Records provided:

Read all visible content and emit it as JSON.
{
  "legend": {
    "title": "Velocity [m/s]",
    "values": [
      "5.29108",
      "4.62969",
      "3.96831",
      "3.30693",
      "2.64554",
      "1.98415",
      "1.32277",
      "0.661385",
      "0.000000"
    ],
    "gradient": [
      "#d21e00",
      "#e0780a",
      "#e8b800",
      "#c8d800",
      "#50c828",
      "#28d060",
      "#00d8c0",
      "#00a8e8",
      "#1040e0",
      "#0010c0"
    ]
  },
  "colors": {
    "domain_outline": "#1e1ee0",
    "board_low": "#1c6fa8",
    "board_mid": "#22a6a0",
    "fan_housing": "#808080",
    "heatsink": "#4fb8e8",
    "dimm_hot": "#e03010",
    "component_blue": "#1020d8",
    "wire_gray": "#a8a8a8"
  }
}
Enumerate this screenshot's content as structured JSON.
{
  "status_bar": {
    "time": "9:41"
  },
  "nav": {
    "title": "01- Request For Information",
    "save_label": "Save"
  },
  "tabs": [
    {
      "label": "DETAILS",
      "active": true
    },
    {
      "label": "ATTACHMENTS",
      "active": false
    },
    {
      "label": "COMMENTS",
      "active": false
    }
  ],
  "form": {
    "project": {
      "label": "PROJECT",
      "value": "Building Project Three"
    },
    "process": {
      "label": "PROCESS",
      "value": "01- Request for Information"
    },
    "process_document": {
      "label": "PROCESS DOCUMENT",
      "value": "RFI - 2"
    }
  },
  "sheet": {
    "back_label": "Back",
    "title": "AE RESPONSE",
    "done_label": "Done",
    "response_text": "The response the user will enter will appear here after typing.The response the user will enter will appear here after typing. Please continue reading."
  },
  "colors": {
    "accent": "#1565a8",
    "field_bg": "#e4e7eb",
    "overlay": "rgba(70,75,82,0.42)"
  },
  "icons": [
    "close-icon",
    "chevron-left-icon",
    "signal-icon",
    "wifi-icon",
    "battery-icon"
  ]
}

Set problem:
Find the word "Information" in the records and pull out each line that has it.

Solution:
    "title": "01- Request For Information",
      "value": "01- Request for Information"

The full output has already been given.